- [SET TASK] Filter the records below for the word "insert". Copy each line that holds it.

—————

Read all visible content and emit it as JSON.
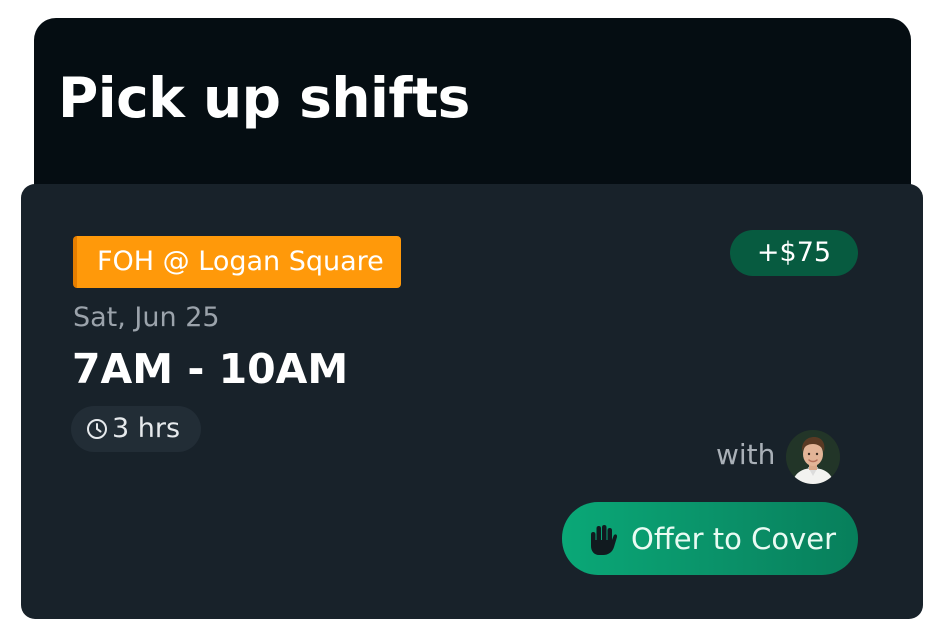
{
  "header": {
    "title": "Pick up shifts"
  },
  "shift": {
    "location": "FOH @ Logan Square",
    "date": "Sat, Jun 25",
    "time_range": "7AM - 10AM",
    "duration": "3 hrs",
    "bonus": "+$75",
    "with_label": "with",
    "offer_button_label": "Offer to Cover"
  },
  "colors": {
    "header_bg": "#050d12",
    "card_bg": "#18222a",
    "location_tag": "#ff990a",
    "bonus_badge": "#075b40",
    "offer_button": "#0a9a6e"
  },
  "icons": {
    "duration": "clock-icon",
    "offer": "raised-hand-icon",
    "coworker": "avatar"
  }
}
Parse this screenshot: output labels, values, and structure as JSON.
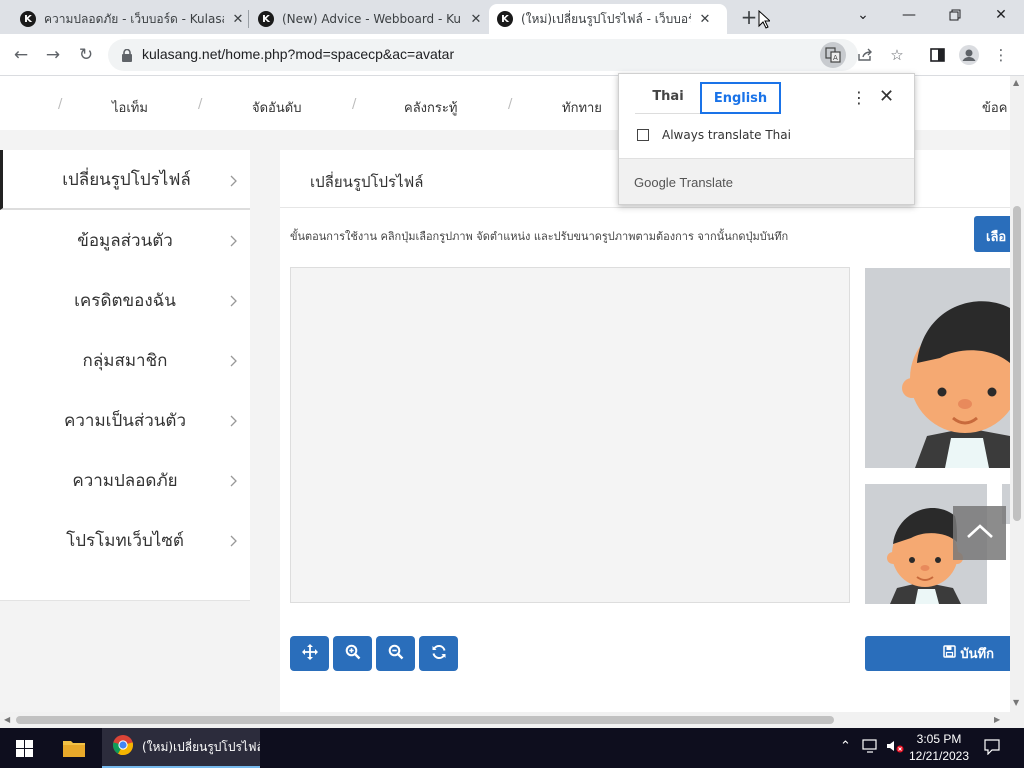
{
  "browser": {
    "tabs": [
      {
        "title": "ความปลอดภัย - เว็บบอร์ด - Kulasang"
      },
      {
        "title": "(New) Advice - Webboard - Kula"
      },
      {
        "title": "(ใหม่)เปลี่ยนรูปโปรไฟล์ - เว็บบอร์ด - K"
      }
    ],
    "favicon_letter": "K",
    "active_tab": 2,
    "url": "kulasang.net/home.php?mod=spacecp&ac=avatar"
  },
  "site_nav": {
    "items": [
      "ไอเท็ม",
      "จัดอันดับ",
      "คลังกระทู้",
      "ทักทาย",
      "ข้อค"
    ]
  },
  "sidebar": {
    "items": [
      {
        "label": "เปลี่ยนรูปโปรไฟล์"
      },
      {
        "label": "ข้อมูลส่วนตัว"
      },
      {
        "label": "เครดิตของฉัน"
      },
      {
        "label": "กลุ่มสมาชิก"
      },
      {
        "label": "ความเป็นส่วนตัว"
      },
      {
        "label": "ความปลอดภัย"
      },
      {
        "label": "โปรโมทเว็บไซต์"
      }
    ]
  },
  "main": {
    "title": "เปลี่ยนรูปโปรไฟล์",
    "instructions": "ขั้นตอนการใช้งาน คลิกปุ่มเลือกรูปภาพ จัดตำแหน่ง และปรับขนาดรูปภาพตามต้องการ จากนั้นกดปุ่มบันทึก",
    "select_button": "เลือ",
    "save_button": "บันทึก"
  },
  "translate_popup": {
    "tab_source": "Thai",
    "tab_target": "English",
    "always_translate": "Always translate Thai",
    "footer_brand": "Google",
    "footer_product": "Translate"
  },
  "taskbar": {
    "chrome_label": "(ใหม่)เปลี่ยนรูปโปรไฟล์...",
    "time": "3:05 PM",
    "date": "12/21/2023"
  },
  "colors": {
    "primary_button": "#2a6ebb",
    "translate_accent": "#1a73e8"
  }
}
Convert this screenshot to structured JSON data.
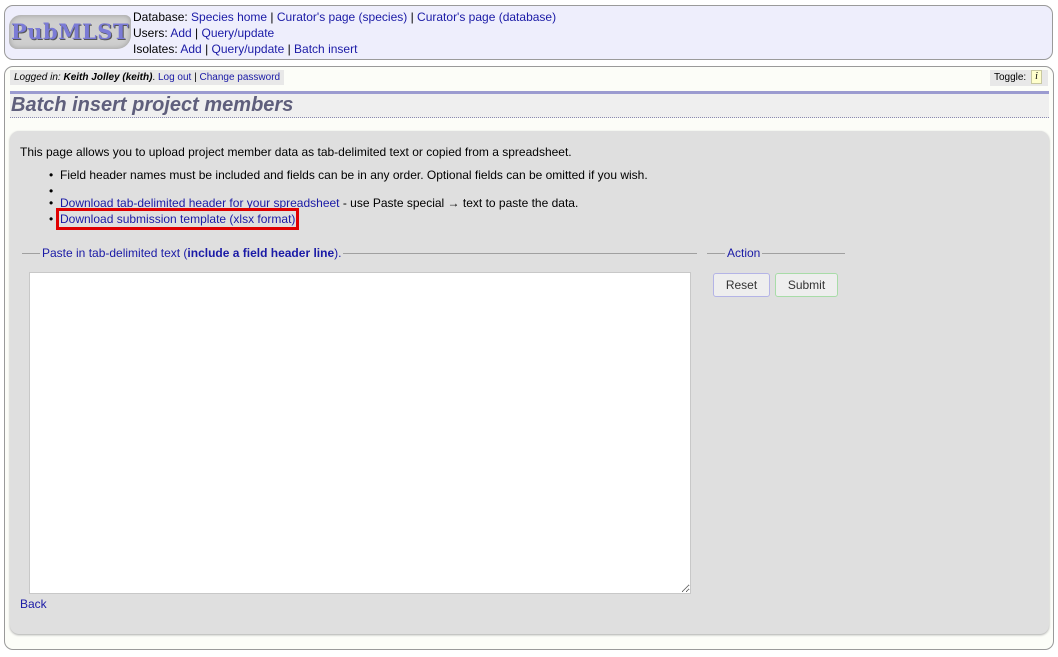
{
  "header": {
    "logo_text": "PubMLST",
    "nav": [
      {
        "label": "Database:",
        "links": [
          "Species home",
          "Curator's page (species)",
          "Curator's page (database)"
        ]
      },
      {
        "label": "Users:",
        "links": [
          "Add",
          "Query/update"
        ]
      },
      {
        "label": "Isolates:",
        "links": [
          "Add",
          "Query/update",
          "Batch insert"
        ]
      }
    ]
  },
  "login_bar": {
    "prefix": "Logged in:",
    "user": "Keith Jolley (keith)",
    "logout": "Log out",
    "change_password": "Change password"
  },
  "toggle": {
    "label": "Toggle:",
    "icon": "info-icon",
    "icon_glyph": "i"
  },
  "page_title": "Batch insert project members",
  "content": {
    "intro": "This page allows you to upload project member data as tab-delimited text or copied from a spreadsheet.",
    "bullets": {
      "field_note": "Field header names must be included and fields can be in any order. Optional fields can be omitted if you wish.",
      "download_header_link": "Download tab-delimited header for your spreadsheet",
      "download_header_suffix": " - use Paste special → text to paste the data.",
      "download_template_link": "Download submission template (xlsx format)"
    },
    "paste_fieldset": {
      "legend_prefix": "Paste in tab-delimited text (",
      "legend_bold": "include a field header line",
      "legend_suffix": ").",
      "textarea_value": ""
    },
    "action_fieldset": {
      "legend": "Action",
      "reset_label": "Reset",
      "submit_label": "Submit"
    },
    "back_link": "Back"
  },
  "colors": {
    "link": "#1a1aa6",
    "header_bg": "#eeeefc",
    "content_bg": "#dfdfdf",
    "title_color": "#5f5f7c",
    "highlight": "#e00000"
  }
}
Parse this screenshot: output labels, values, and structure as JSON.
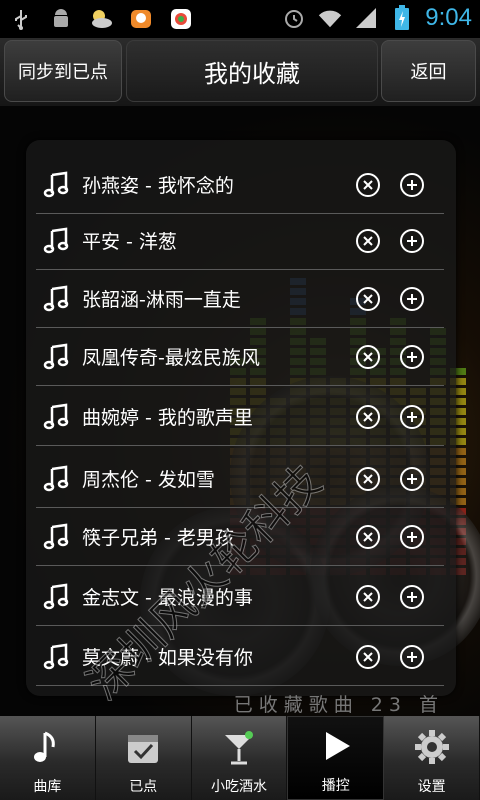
{
  "status_bar": {
    "time": "9:04",
    "icons": [
      "usb-icon",
      "android-icon",
      "weather-icon",
      "chat-icon",
      "app-icon",
      "alarm-icon",
      "wifi-icon",
      "signal-icon",
      "battery-icon"
    ]
  },
  "header": {
    "sync_label": "同步到已点",
    "title": "我的收藏",
    "back_label": "返回"
  },
  "songs": [
    "孙燕姿 - 我怀念的",
    "平安 - 洋葱",
    "张韶涵-淋雨一直走",
    "凤凰传奇-最炫民族风",
    "曲婉婷 - 我的歌声里",
    "周杰伦 - 发如雪",
    "筷子兄弟 - 老男孩",
    "金志文 - 最浪漫的事",
    "莫文蔚 - 如果没有你"
  ],
  "footer": {
    "count_text": "已收藏歌曲 23 首"
  },
  "watermark": "深圳风火轮科技",
  "tabs": [
    {
      "label": "曲库",
      "icon": "music-note-icon"
    },
    {
      "label": "已点",
      "icon": "calendar-check-icon"
    },
    {
      "label": "小吃酒水",
      "icon": "cocktail-icon"
    },
    {
      "label": "播控",
      "icon": "play-icon",
      "active": true
    },
    {
      "label": "设置",
      "icon": "gear-icon"
    }
  ],
  "colors": {
    "time": "#3fb7e8",
    "accent_bars": [
      "#e5332a",
      "#f5a623",
      "#f8e71c",
      "#7ed321",
      "#4a90e2"
    ]
  }
}
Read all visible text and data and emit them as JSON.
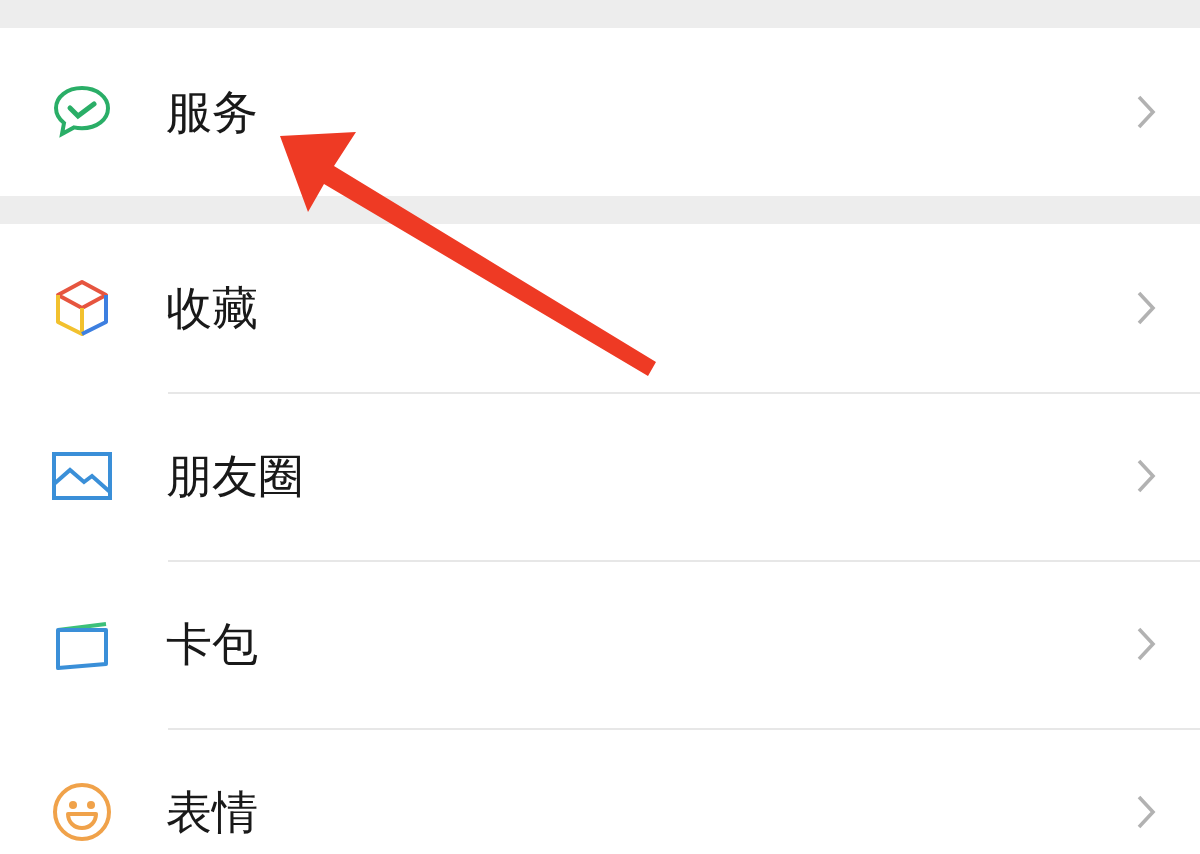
{
  "groups": [
    {
      "items": [
        {
          "kind": "service",
          "label": "服务"
        }
      ]
    },
    {
      "items": [
        {
          "kind": "favorites",
          "label": "收藏"
        },
        {
          "kind": "moments",
          "label": "朋友圈"
        },
        {
          "kind": "cards",
          "label": "卡包"
        },
        {
          "kind": "stickers",
          "label": "表情"
        }
      ]
    }
  ]
}
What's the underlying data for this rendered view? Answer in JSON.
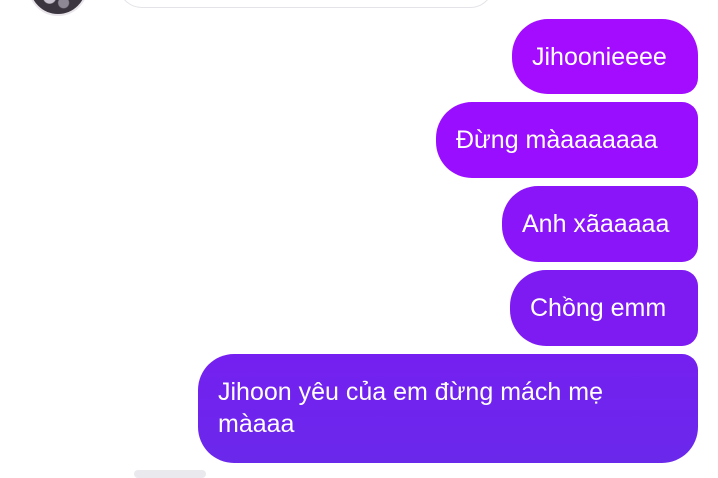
{
  "conversation": {
    "messages": [
      {
        "sender": "me",
        "text": "Jihoonieeee"
      },
      {
        "sender": "me",
        "text": "Đừng màaaaaaaa"
      },
      {
        "sender": "me",
        "text": "Anh xãaaaaa"
      },
      {
        "sender": "me",
        "text": "Chồng emm"
      },
      {
        "sender": "me",
        "text": "Jihoon yêu của em đừng mách mẹ màaaa"
      }
    ]
  },
  "colors": {
    "bubble_top": "#a30cff",
    "bubble_bottom": "#6a28eb",
    "background": "#ffffff"
  }
}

—————

- [WORKED ANSWER]
          "Batch insert"
  "page_title": "Batch insert project members",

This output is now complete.